Exercise task = Would you transcribe the whole listing exactly, minus its pictures?
>> Begin
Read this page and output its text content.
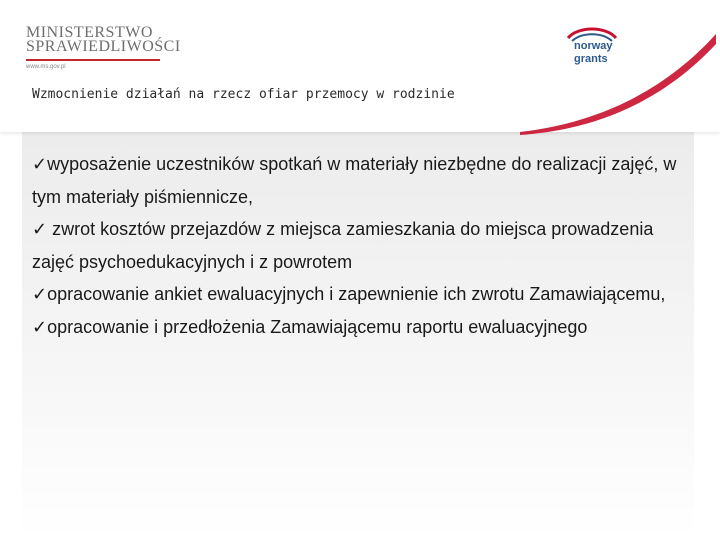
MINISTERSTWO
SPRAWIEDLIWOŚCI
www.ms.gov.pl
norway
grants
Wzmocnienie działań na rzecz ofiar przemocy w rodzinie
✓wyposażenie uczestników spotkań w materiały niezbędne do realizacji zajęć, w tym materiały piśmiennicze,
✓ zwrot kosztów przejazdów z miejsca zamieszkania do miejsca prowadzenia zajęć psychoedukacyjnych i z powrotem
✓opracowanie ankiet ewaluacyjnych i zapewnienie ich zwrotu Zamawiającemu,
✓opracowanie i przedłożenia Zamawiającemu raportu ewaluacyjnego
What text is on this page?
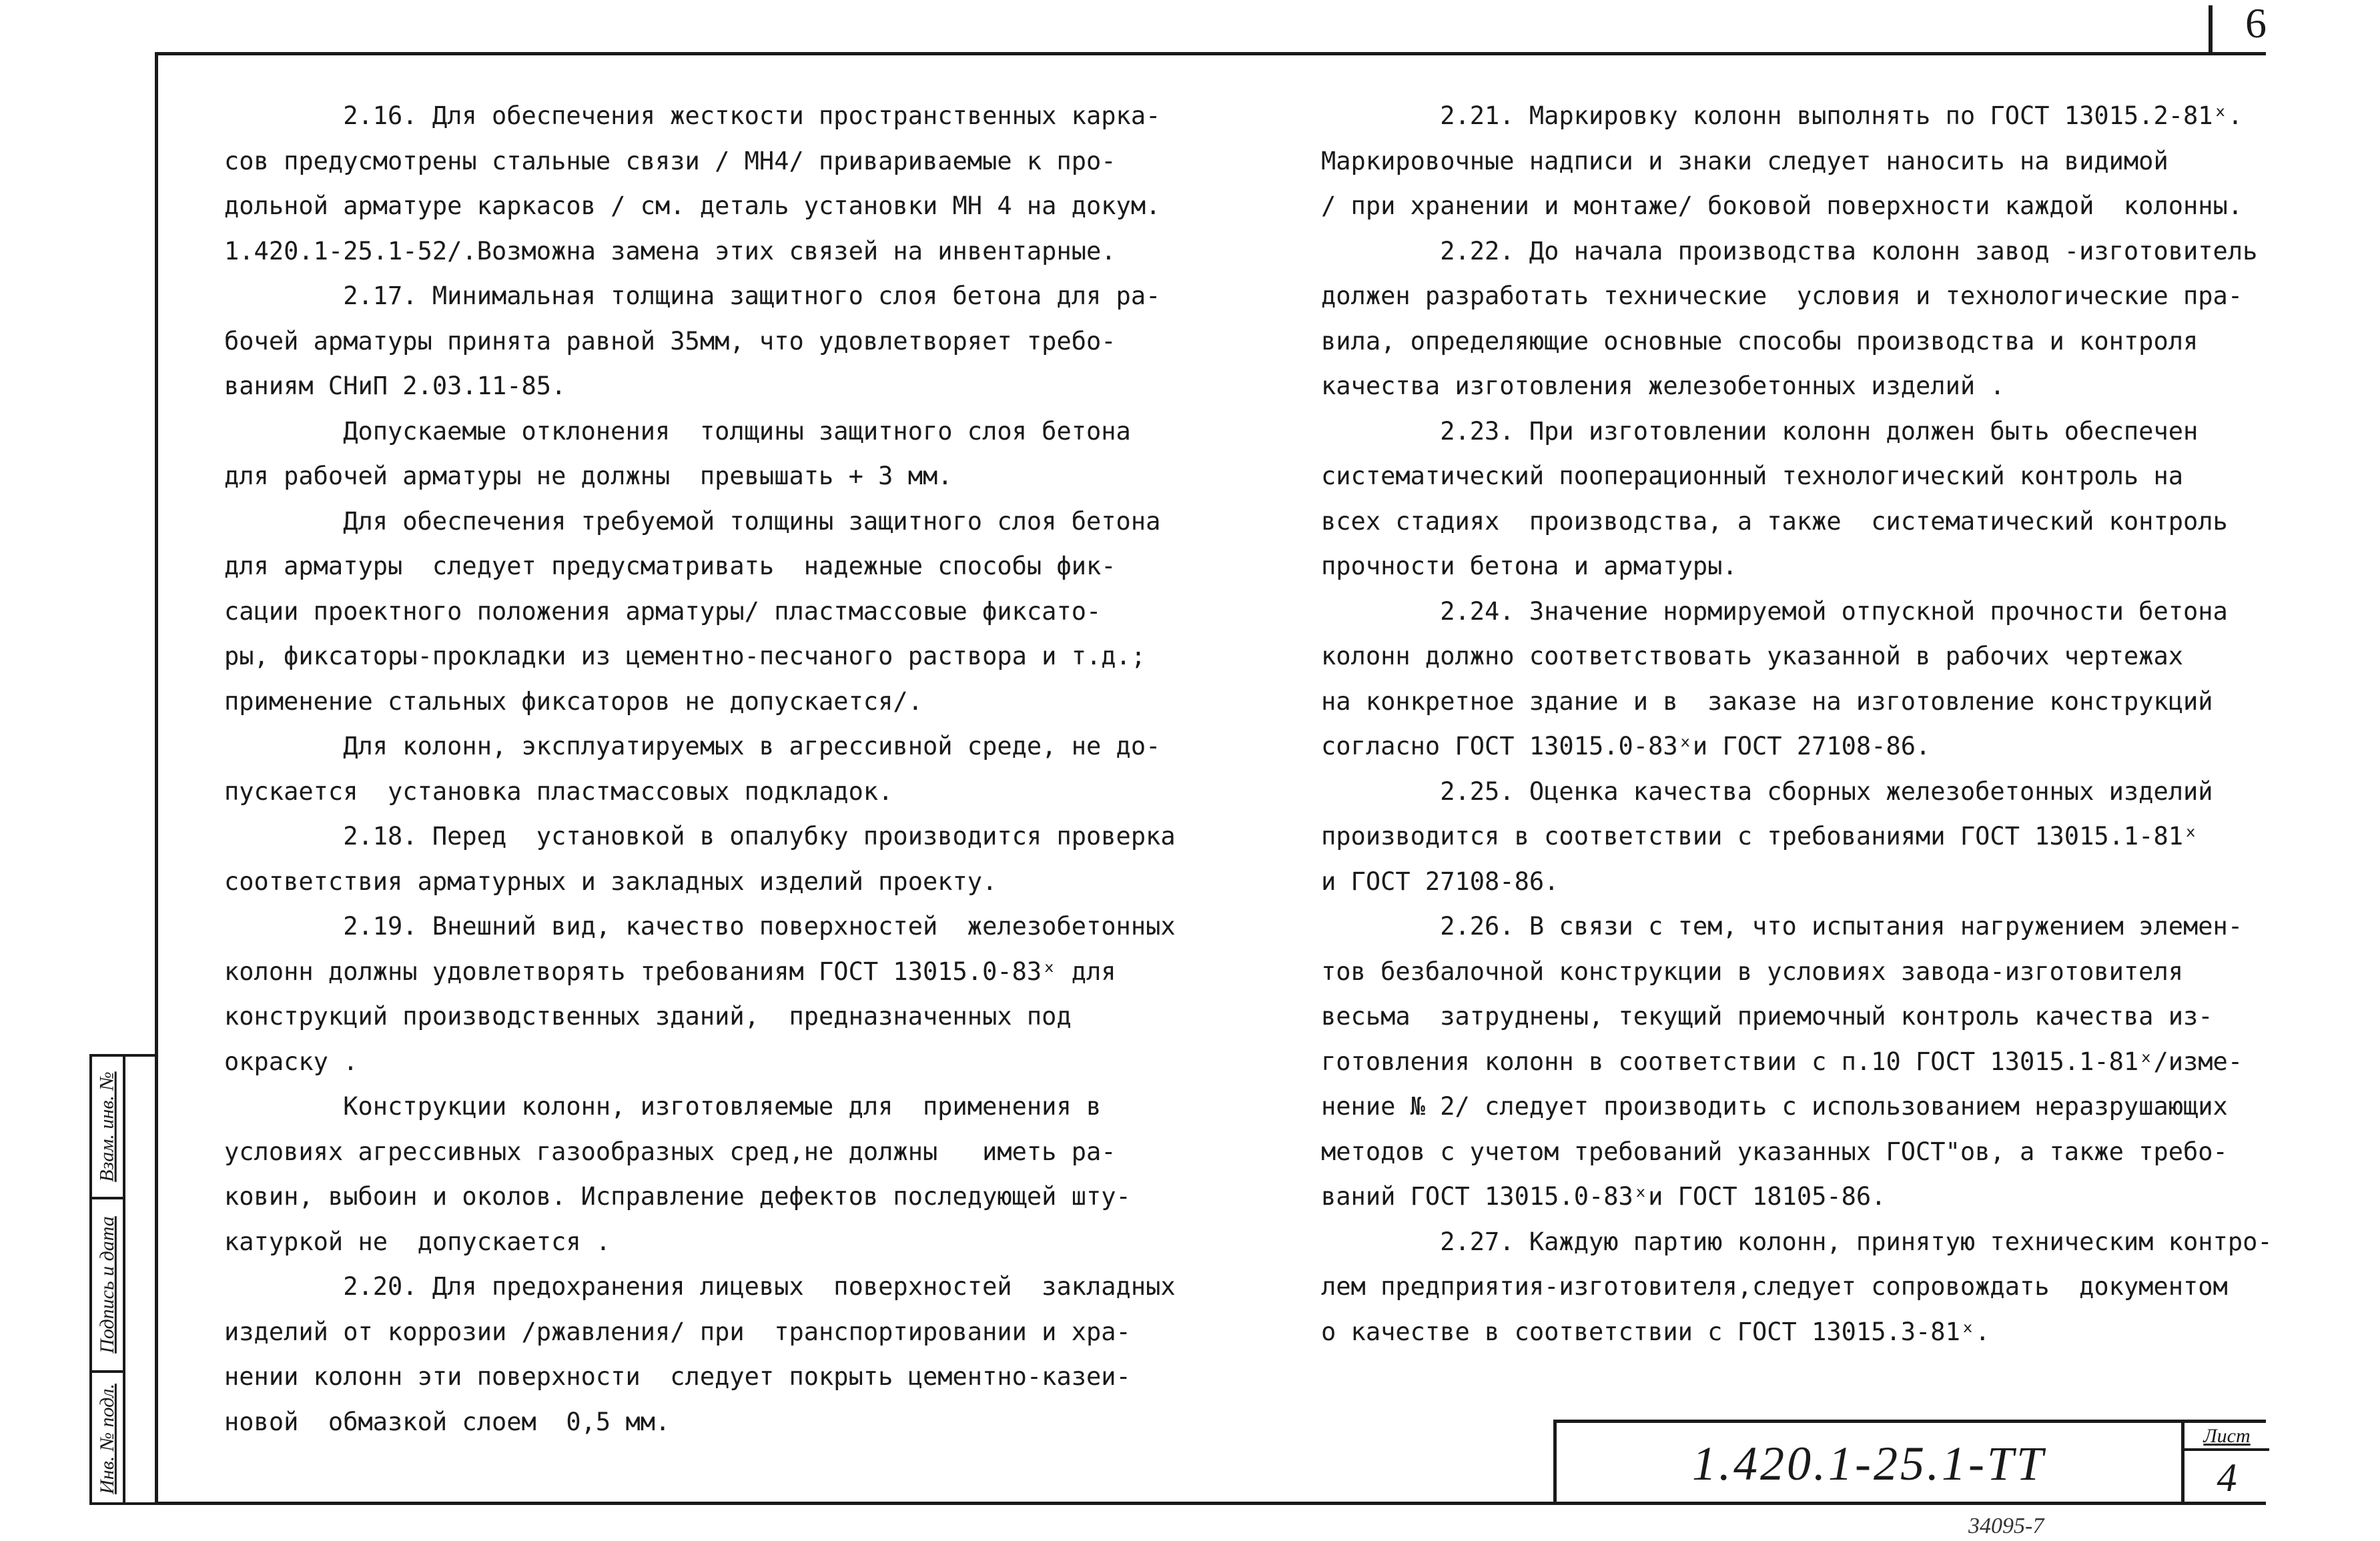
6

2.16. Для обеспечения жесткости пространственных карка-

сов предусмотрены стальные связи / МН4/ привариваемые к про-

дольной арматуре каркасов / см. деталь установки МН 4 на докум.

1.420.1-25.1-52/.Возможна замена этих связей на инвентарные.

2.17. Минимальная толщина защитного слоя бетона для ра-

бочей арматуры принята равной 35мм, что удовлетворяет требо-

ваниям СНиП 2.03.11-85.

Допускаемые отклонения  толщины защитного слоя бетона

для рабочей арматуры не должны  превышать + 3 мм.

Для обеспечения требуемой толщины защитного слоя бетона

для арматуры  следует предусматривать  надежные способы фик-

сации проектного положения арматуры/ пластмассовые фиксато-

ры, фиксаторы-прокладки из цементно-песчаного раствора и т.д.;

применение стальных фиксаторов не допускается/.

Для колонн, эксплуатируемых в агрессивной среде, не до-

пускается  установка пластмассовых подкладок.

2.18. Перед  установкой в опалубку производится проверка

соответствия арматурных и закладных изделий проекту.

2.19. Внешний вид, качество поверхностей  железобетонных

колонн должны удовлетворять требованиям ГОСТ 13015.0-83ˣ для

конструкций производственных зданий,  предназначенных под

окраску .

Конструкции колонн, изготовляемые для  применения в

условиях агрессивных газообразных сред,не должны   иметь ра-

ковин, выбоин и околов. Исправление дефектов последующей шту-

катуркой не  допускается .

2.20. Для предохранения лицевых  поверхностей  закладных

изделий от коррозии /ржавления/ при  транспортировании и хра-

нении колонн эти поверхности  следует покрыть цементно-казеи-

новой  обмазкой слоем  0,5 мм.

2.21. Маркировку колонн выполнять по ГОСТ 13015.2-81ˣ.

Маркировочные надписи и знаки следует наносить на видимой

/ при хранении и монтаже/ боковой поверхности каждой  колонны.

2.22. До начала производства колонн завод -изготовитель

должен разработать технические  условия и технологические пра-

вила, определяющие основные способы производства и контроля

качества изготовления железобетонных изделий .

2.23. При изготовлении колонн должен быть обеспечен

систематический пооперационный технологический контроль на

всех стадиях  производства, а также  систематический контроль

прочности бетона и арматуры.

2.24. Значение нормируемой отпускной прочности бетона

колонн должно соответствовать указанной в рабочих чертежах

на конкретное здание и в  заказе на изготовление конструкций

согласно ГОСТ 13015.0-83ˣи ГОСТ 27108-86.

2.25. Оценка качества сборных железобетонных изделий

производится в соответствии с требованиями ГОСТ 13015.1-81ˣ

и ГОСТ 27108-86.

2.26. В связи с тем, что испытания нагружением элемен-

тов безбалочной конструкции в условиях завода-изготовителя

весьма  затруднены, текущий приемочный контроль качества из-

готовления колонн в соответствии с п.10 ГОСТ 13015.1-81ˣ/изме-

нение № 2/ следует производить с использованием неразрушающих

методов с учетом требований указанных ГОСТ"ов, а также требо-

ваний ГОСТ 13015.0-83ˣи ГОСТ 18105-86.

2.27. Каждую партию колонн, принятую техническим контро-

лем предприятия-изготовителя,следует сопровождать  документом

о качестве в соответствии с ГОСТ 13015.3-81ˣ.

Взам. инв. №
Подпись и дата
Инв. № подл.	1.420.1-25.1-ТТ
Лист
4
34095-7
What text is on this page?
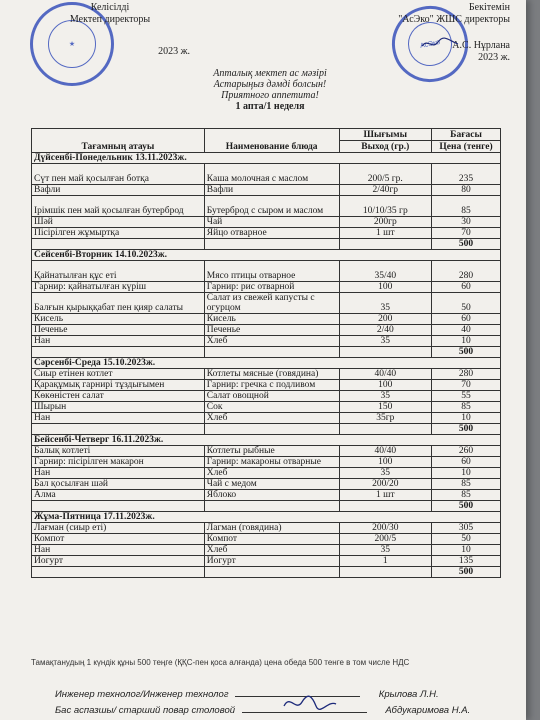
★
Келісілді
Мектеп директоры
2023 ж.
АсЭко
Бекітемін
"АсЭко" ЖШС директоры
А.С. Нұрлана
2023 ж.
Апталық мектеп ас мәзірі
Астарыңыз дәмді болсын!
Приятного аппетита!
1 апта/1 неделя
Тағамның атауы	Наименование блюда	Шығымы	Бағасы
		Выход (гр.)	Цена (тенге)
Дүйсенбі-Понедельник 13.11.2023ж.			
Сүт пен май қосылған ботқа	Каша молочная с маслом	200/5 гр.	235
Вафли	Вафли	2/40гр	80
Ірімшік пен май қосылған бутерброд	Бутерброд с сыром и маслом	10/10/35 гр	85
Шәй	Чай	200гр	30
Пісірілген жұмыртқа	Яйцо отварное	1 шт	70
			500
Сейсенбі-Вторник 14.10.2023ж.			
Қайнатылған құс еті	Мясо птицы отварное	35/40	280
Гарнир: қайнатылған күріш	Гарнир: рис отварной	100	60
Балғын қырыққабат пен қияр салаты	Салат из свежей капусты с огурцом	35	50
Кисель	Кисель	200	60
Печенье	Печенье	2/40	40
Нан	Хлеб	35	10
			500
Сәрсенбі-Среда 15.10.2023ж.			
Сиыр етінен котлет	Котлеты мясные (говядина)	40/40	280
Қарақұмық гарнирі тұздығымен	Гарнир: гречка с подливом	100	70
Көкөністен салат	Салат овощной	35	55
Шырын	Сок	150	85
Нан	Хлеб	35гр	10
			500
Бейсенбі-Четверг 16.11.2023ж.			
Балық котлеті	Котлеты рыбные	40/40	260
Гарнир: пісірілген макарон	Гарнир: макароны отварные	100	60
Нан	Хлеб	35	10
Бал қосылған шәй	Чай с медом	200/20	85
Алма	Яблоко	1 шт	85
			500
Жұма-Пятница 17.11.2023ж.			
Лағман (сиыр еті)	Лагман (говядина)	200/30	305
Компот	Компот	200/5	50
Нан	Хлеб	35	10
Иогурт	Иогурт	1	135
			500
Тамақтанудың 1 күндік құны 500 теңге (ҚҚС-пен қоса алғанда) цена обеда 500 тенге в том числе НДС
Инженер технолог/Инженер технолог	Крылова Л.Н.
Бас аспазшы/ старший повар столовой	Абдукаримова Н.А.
>> End
Result of the task =
Read this page and output its text content.
MINISTERSTWO
SPRAWIEDLIWOŚCI
www.ms.gov.pl
norway
grants
Wzmocnienie działań na rzecz ofiar przemocy w rodzinie
✓wyposażenie uczestników spotkań w materiały niezbędne do realizacji zajęć, w tym materiały piśmiennicze,
✓ zwrot kosztów przejazdów z miejsca zamieszkania do miejsca prowadzenia zajęć psychoedukacyjnych i z powrotem
✓opracowanie ankiet ewaluacyjnych i zapewnienie ich zwrotu Zamawiającemu,
✓opracowanie i przedłożenia Zamawiającemu raportu ewaluacyjnego
What text is on this page?
6

2.16. Для обеспечения жесткости пространственных карка-

сов предусмотрены стальные связи / МН4/ привариваемые к про-

дольной арматуре каркасов / см. деталь установки МН 4 на докум.

1.420.1-25.1-52/.Возможна замена этих связей на инвентарные.

2.17. Минимальная толщина защитного слоя бетона для ра-

бочей арматуры принята равной 35мм, что удовлетворяет требо-

ваниям СНиП 2.03.11-85.

Допускаемые отклонения  толщины защитного слоя бетона

для рабочей арматуры не должны  превышать + 3 мм.

Для обеспечения требуемой толщины защитного слоя бетона

для арматуры  следует предусматривать  надежные способы фик-

сации проектного положения арматуры/ пластмассовые фиксато-

ры, фиксаторы-прокладки из цементно-песчаного раствора и т.д.;

применение стальных фиксаторов не допускается/.

Для колонн, эксплуатируемых в агрессивной среде, не до-

пускается  установка пластмассовых подкладок.

2.18. Перед  установкой в опалубку производится проверка

соответствия арматурных и закладных изделий проекту.

2.19. Внешний вид, качество поверхностей  железобетонных

колонн должны удовлетворять требованиям ГОСТ 13015.0-83ˣ для

конструкций производственных зданий,  предназначенных под

окраску .

Конструкции колонн, изготовляемые для  применения в

условиях агрессивных газообразных сред,не должны   иметь ра-

ковин, выбоин и околов. Исправление дефектов последующей шту-

катуркой не  допускается .

2.20. Для предохранения лицевых  поверхностей  закладных

изделий от коррозии /ржавления/ при  транспортировании и хра-

нении колонн эти поверхности  следует покрыть цементно-казеи-

новой  обмазкой слоем  0,5 мм.

2.21. Маркировку колонн выполнять по ГОСТ 13015.2-81ˣ.

Маркировочные надписи и знаки следует наносить на видимой

/ при хранении и монтаже/ боковой поверхности каждой  колонны.

2.22. До начала производства колонн завод -изготовитель

должен разработать технические  условия и технологические пра-

вила, определяющие основные способы производства и контроля

качества изготовления железобетонных изделий .

2.23. При изготовлении колонн должен быть обеспечен

систематический пооперационный технологический контроль на

всех стадиях  производства, а также  систематический контроль

прочности бетона и арматуры.

2.24. Значение нормируемой отпускной прочности бетона

колонн должно соответствовать указанной в рабочих чертежах

на конкретное здание и в  заказе на изготовление конструкций

согласно ГОСТ 13015.0-83ˣи ГОСТ 27108-86.

2.25. Оценка качества сборных железобетонных изделий

производится в соответствии с требованиями ГОСТ 13015.1-81ˣ

и ГОСТ 27108-86.

2.26. В связи с тем, что испытания нагружением элемен-

тов безбалочной конструкции в условиях завода-изготовителя

весьма  затруднены, текущий приемочный контроль качества из-

готовления колонн в соответствии с п.10 ГОСТ 13015.1-81ˣ/изме-

нение № 2/ следует производить с использованием неразрушающих

методов с учетом требований указанных ГОСТ"ов, а также требо-

ваний ГОСТ 13015.0-83ˣи ГОСТ 18105-86.

2.27. Каждую партию колонн, принятую техническим контро-

лем предприятия-изготовителя,следует сопровождать  документом

о качестве в соответствии с ГОСТ 13015.3-81ˣ.

Взам. инв. №
Подпись и дата
Инв. № подл.	1.420.1-25.1-ТТ
Лист
4
34095-7
What text is on this page?
★
Келісілді
Мектеп директоры
2023 ж.
АсЭко
Бекітемін
"АсЭко" ЖШС директоры
А.С. Нұрлана
2023 ж.
Апталық мектеп ас мәзірі
Астарыңыз дәмді болсын!
Приятного аппетита!
1 апта/1 неделя
Тағамның атауы	Наименование блюда	Шығымы	Бағасы
		Выход (гр.)	Цена (тенге)
Дүйсенбі-Понедельник 13.11.2023ж.			
Сүт пен май қосылған ботқа	Каша молочная с маслом	200/5 гр.	235
Вафли	Вафли	2/40гр	80
Ірімшік пен май қосылған бутерброд	Бутерброд с сыром и маслом	10/10/35 гр	85
Шәй	Чай	200гр	30
Пісірілген жұмыртқа	Яйцо отварное	1 шт	70
			500
Сейсенбі-Вторник 14.10.2023ж.			
Қайнатылған құс еті	Мясо птицы отварное	35/40	280
Гарнир: қайнатылған күріш	Гарнир: рис отварной	100	60
Балғын қырыққабат пен қияр салаты	Салат из свежей капусты с огурцом	35	50
Кисель	Кисель	200	60
Печенье	Печенье	2/40	40
Нан	Хлеб	35	10
			500
Сәрсенбі-Среда 15.10.2023ж.			
Сиыр етінен котлет	Котлеты мясные (говядина)	40/40	280
Қарақұмық гарнирі тұздығымен	Гарнир: гречка с подливом	100	70
Көкөністен салат	Салат овощной	35	55
Шырын	Сок	150	85
Нан	Хлеб	35гр	10
			500
Бейсенбі-Четверг 16.11.2023ж.			
Балық котлеті	Котлеты рыбные	40/40	260
Гарнир: пісірілген макарон	Гарнир: макароны отварные	100	60
Нан	Хлеб	35	10
Бал қосылған шәй	Чай с медом	200/20	85
Алма	Яблоко	1 шт	85
			500
Жұма-Пятница 17.11.2023ж.			
Лағман (сиыр еті)	Лагман (говядина)	200/30	305
Компот	Компот	200/5	50
Нан	Хлеб	35	10
Иогурт	Иогурт	1	135
			500
Тамақтанудың 1 күндік құны 500 теңге (ҚҚС-пен қоса алғанда) цена обеда 500 тенге в том числе НДС
Инженер технолог/Инженер технолог	Крылова Л.Н.
Бас аспазшы/ старший повар столовой	Абдукаримова Н.А.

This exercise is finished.